§ SHORT PROBLEM
The data below should be printed in full, exactly, and without any of its images.

* * * * * * *

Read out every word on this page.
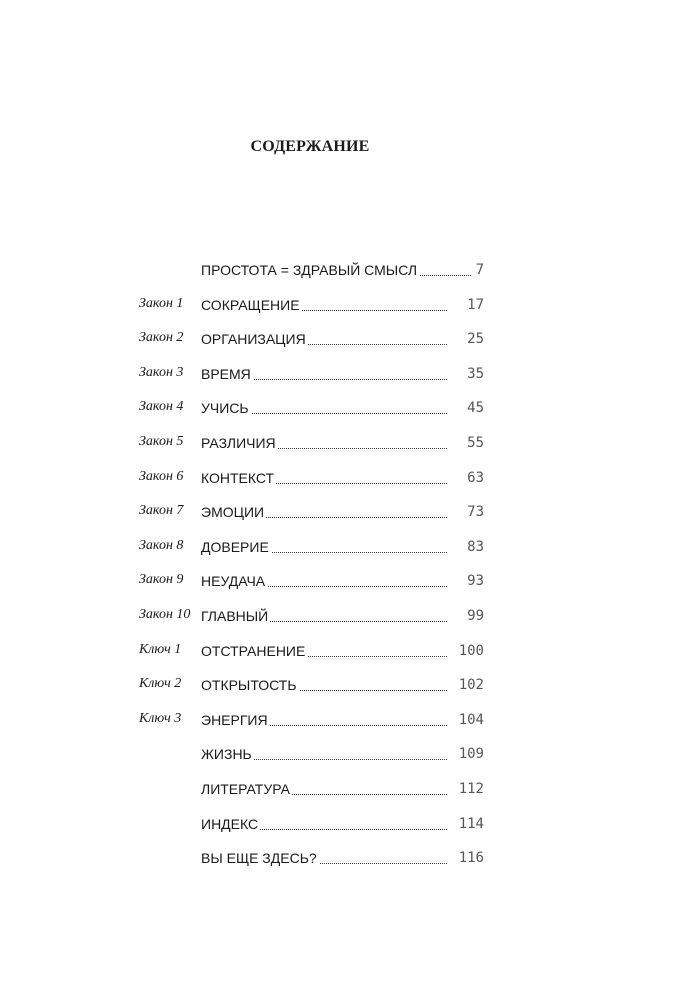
СОДЕРЖАНИЕ
ПРОСТОТА = ЗДРАВЫЙ СМЫСЛ	7
Закон 1 СОКРАЩЕНИЕ	17
Закон 2 ОРГАНИЗАЦИЯ	25
Закон 3 ВРЕМЯ	35
Закон 4 УЧИСЬ	45
Закон 5 РАЗЛИЧИЯ	55
Закон 6 КОНТЕКСТ	63
Закон 7 ЭМОЦИИ	73
Закон 8 ДОВЕРИЕ	83
Закон 9 НЕУДАЧА	93
Закон 10 ГЛАВНЫЙ	99
Ключ 1 ОТСТРАНЕНИЕ	100
Ключ 2 ОТКРЫТОСТЬ	102
Ключ 3 ЭНЕРГИЯ	104
ЖИЗНЬ	109
ЛИТЕРАТУРА	112
ИНДЕКС	114
ВЫ ЕЩЕ ЗДЕСЬ?	116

* * * * * * *

§ RESPONSE TO THIS TASK
Read out every word on this page.
СОДЕРЖАНИЕ
ПРОСТОТА = ЗДРАВЫЙ СМЫСЛ	7
Закон 1 СОКРАЩЕНИЕ	17
Закон 2 ОРГАНИЗАЦИЯ	25
Закон 3 ВРЕМЯ	35
Закон 4 УЧИСЬ	45
Закон 5 РАЗЛИЧИЯ	55
Закон 6 КОНТЕКСТ	63
Закон 7 ЭМОЦИИ	73
Закон 8 ДОВЕРИЕ	83
Закон 9 НЕУДАЧА	93
Закон 10 ГЛАВНЫЙ	99
Ключ 1 ОТСТРАНЕНИЕ	100
Ключ 2 ОТКРЫТОСТЬ	102
Ключ 3 ЭНЕРГИЯ	104
ЖИЗНЬ	109
ЛИТЕРАТУРА	112
ИНДЕКС	114
ВЫ ЕЩЕ ЗДЕСЬ?	116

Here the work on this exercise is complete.